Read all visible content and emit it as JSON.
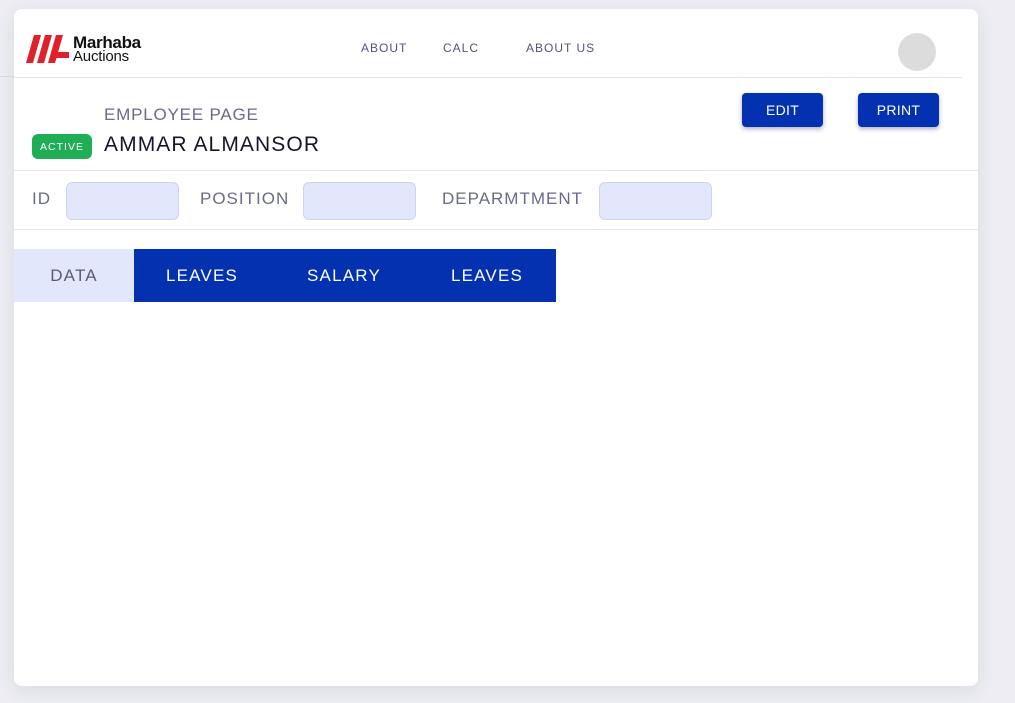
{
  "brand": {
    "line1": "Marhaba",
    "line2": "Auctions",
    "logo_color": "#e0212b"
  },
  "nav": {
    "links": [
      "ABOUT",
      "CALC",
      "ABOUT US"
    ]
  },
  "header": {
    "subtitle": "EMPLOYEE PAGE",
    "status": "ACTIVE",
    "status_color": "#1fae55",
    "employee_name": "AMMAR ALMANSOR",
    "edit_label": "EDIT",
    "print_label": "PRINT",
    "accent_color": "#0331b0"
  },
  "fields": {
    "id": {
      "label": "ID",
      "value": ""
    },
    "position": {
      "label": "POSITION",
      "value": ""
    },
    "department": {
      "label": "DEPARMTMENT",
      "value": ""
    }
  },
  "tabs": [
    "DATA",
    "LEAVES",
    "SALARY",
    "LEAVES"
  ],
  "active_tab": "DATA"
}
++++
Exercise aim: Strip out the images, then output the records above word for word.

Worked answer:
Read all visible content and emit it as JSON.
{
  "brand": {
    "line1": "Marhaba",
    "line2": "Auctions",
    "logo_color": "#e0212b"
  },
  "nav": {
    "links": [
      "ABOUT",
      "CALC",
      "ABOUT US"
    ]
  },
  "header": {
    "subtitle": "EMPLOYEE PAGE",
    "status": "ACTIVE",
    "status_color": "#1fae55",
    "employee_name": "AMMAR ALMANSOR",
    "edit_label": "EDIT",
    "print_label": "PRINT",
    "accent_color": "#0331b0"
  },
  "fields": {
    "id": {
      "label": "ID",
      "value": ""
    },
    "position": {
      "label": "POSITION",
      "value": ""
    },
    "department": {
      "label": "DEPARMTMENT",
      "value": ""
    }
  },
  "tabs": [
    "DATA",
    "LEAVES",
    "SALARY",
    "LEAVES"
  ],
  "active_tab": "DATA"
}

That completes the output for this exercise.